_Directive_:
Repeat each line word for word.

_Records provided_:
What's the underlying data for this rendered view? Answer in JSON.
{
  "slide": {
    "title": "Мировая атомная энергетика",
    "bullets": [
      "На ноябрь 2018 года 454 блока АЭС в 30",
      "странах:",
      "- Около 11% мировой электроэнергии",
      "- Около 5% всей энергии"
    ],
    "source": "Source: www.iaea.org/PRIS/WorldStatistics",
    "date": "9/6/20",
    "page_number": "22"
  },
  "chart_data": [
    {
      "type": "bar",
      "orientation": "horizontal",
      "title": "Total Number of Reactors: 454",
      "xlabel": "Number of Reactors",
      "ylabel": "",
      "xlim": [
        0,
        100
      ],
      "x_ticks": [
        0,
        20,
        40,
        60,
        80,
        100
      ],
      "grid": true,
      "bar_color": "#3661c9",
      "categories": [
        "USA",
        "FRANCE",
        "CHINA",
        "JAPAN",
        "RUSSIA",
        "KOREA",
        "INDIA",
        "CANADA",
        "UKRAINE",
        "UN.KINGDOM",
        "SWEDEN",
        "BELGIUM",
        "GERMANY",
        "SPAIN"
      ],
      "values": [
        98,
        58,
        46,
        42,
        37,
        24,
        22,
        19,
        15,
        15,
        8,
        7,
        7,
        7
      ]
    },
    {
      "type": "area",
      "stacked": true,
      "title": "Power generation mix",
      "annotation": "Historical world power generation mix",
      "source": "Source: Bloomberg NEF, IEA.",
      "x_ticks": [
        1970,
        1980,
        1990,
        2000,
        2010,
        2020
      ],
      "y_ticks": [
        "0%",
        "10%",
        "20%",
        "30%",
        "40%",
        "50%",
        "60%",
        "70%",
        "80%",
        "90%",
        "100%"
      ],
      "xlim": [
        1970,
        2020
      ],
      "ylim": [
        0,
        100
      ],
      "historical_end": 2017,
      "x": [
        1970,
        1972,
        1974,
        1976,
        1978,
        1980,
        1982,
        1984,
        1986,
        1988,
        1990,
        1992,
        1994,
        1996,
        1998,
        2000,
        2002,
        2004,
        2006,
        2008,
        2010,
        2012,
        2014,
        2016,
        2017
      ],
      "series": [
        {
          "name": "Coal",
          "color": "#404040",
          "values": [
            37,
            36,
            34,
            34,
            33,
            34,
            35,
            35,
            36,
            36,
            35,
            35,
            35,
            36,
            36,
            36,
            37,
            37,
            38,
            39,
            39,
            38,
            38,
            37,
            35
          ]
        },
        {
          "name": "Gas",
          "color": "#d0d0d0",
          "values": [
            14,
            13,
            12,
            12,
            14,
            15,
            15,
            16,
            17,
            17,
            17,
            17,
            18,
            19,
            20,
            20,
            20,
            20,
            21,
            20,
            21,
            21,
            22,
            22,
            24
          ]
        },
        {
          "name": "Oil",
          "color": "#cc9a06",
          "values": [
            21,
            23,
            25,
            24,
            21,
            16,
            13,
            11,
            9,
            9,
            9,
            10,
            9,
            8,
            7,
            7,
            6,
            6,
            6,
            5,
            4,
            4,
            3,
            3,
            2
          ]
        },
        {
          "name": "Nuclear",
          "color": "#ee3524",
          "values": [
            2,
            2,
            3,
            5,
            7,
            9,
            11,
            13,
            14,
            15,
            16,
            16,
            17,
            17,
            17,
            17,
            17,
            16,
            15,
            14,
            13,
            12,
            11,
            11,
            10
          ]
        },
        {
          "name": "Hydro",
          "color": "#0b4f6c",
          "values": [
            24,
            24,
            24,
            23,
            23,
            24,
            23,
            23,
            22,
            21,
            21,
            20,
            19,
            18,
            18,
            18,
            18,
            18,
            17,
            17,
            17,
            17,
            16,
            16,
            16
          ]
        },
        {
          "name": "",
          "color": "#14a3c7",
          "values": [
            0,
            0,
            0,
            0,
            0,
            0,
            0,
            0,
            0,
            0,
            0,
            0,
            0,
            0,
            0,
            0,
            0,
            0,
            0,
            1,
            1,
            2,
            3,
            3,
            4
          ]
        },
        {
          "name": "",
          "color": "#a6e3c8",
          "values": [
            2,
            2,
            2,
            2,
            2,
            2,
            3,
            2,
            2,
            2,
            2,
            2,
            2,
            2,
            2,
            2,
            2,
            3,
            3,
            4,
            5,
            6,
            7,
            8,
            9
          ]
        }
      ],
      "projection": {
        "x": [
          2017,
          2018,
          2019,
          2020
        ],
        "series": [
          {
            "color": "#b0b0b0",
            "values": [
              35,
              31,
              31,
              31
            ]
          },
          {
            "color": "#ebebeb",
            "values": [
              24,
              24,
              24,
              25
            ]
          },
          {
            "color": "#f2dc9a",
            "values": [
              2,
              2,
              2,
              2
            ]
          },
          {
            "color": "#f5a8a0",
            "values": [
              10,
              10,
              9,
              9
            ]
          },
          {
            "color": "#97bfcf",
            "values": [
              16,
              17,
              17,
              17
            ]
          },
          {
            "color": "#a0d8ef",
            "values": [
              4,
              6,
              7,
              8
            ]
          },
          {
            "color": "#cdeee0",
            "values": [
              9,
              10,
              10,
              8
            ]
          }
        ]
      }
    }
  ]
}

_Response_:
What's the underlying data for this rendered view? Answer in JSON.
{
  "slide": {
    "title": "Мировая атомная энергетика",
    "bullets": [
      "На ноябрь 2018 года 454 блока АЭС в 30",
      "странах:",
      "- Около 11% мировой электроэнергии",
      "- Около 5% всей энергии"
    ],
    "source": "Source: www.iaea.org/PRIS/WorldStatistics",
    "date": "9/6/20",
    "page_number": "22"
  },
  "chart_data": [
    {
      "type": "bar",
      "orientation": "horizontal",
      "title": "Total Number of Reactors: 454",
      "xlabel": "Number of Reactors",
      "ylabel": "",
      "xlim": [
        0,
        100
      ],
      "x_ticks": [
        0,
        20,
        40,
        60,
        80,
        100
      ],
      "grid": true,
      "bar_color": "#3661c9",
      "categories": [
        "USA",
        "FRANCE",
        "CHINA",
        "JAPAN",
        "RUSSIA",
        "KOREA",
        "INDIA",
        "CANADA",
        "UKRAINE",
        "UN.KINGDOM",
        "SWEDEN",
        "BELGIUM",
        "GERMANY",
        "SPAIN"
      ],
      "values": [
        98,
        58,
        46,
        42,
        37,
        24,
        22,
        19,
        15,
        15,
        8,
        7,
        7,
        7
      ]
    },
    {
      "type": "area",
      "stacked": true,
      "title": "Power generation mix",
      "annotation": "Historical world power generation mix",
      "source": "Source: Bloomberg NEF, IEA.",
      "x_ticks": [
        1970,
        1980,
        1990,
        2000,
        2010,
        2020
      ],
      "y_ticks": [
        "0%",
        "10%",
        "20%",
        "30%",
        "40%",
        "50%",
        "60%",
        "70%",
        "80%",
        "90%",
        "100%"
      ],
      "xlim": [
        1970,
        2020
      ],
      "ylim": [
        0,
        100
      ],
      "historical_end": 2017,
      "x": [
        1970,
        1972,
        1974,
        1976,
        1978,
        1980,
        1982,
        1984,
        1986,
        1988,
        1990,
        1992,
        1994,
        1996,
        1998,
        2000,
        2002,
        2004,
        2006,
        2008,
        2010,
        2012,
        2014,
        2016,
        2017
      ],
      "series": [
        {
          "name": "Coal",
          "color": "#404040",
          "values": [
            37,
            36,
            34,
            34,
            33,
            34,
            35,
            35,
            36,
            36,
            35,
            35,
            35,
            36,
            36,
            36,
            37,
            37,
            38,
            39,
            39,
            38,
            38,
            37,
            35
          ]
        },
        {
          "name": "Gas",
          "color": "#d0d0d0",
          "values": [
            14,
            13,
            12,
            12,
            14,
            15,
            15,
            16,
            17,
            17,
            17,
            17,
            18,
            19,
            20,
            20,
            20,
            20,
            21,
            20,
            21,
            21,
            22,
            22,
            24
          ]
        },
        {
          "name": "Oil",
          "color": "#cc9a06",
          "values": [
            21,
            23,
            25,
            24,
            21,
            16,
            13,
            11,
            9,
            9,
            9,
            10,
            9,
            8,
            7,
            7,
            6,
            6,
            6,
            5,
            4,
            4,
            3,
            3,
            2
          ]
        },
        {
          "name": "Nuclear",
          "color": "#ee3524",
          "values": [
            2,
            2,
            3,
            5,
            7,
            9,
            11,
            13,
            14,
            15,
            16,
            16,
            17,
            17,
            17,
            17,
            17,
            16,
            15,
            14,
            13,
            12,
            11,
            11,
            10
          ]
        },
        {
          "name": "Hydro",
          "color": "#0b4f6c",
          "values": [
            24,
            24,
            24,
            23,
            23,
            24,
            23,
            23,
            22,
            21,
            21,
            20,
            19,
            18,
            18,
            18,
            18,
            18,
            17,
            17,
            17,
            17,
            16,
            16,
            16
          ]
        },
        {
          "name": "",
          "color": "#14a3c7",
          "values": [
            0,
            0,
            0,
            0,
            0,
            0,
            0,
            0,
            0,
            0,
            0,
            0,
            0,
            0,
            0,
            0,
            0,
            0,
            0,
            1,
            1,
            2,
            3,
            3,
            4
          ]
        },
        {
          "name": "",
          "color": "#a6e3c8",
          "values": [
            2,
            2,
            2,
            2,
            2,
            2,
            3,
            2,
            2,
            2,
            2,
            2,
            2,
            2,
            2,
            2,
            2,
            3,
            3,
            4,
            5,
            6,
            7,
            8,
            9
          ]
        }
      ],
      "projection": {
        "x": [
          2017,
          2018,
          2019,
          2020
        ],
        "series": [
          {
            "color": "#b0b0b0",
            "values": [
              35,
              31,
              31,
              31
            ]
          },
          {
            "color": "#ebebeb",
            "values": [
              24,
              24,
              24,
              25
            ]
          },
          {
            "color": "#f2dc9a",
            "values": [
              2,
              2,
              2,
              2
            ]
          },
          {
            "color": "#f5a8a0",
            "values": [
              10,
              10,
              9,
              9
            ]
          },
          {
            "color": "#97bfcf",
            "values": [
              16,
              17,
              17,
              17
            ]
          },
          {
            "color": "#a0d8ef",
            "values": [
              4,
              6,
              7,
              8
            ]
          },
          {
            "color": "#cdeee0",
            "values": [
              9,
              10,
              10,
              8
            ]
          }
        ]
      }
    }
  ]
}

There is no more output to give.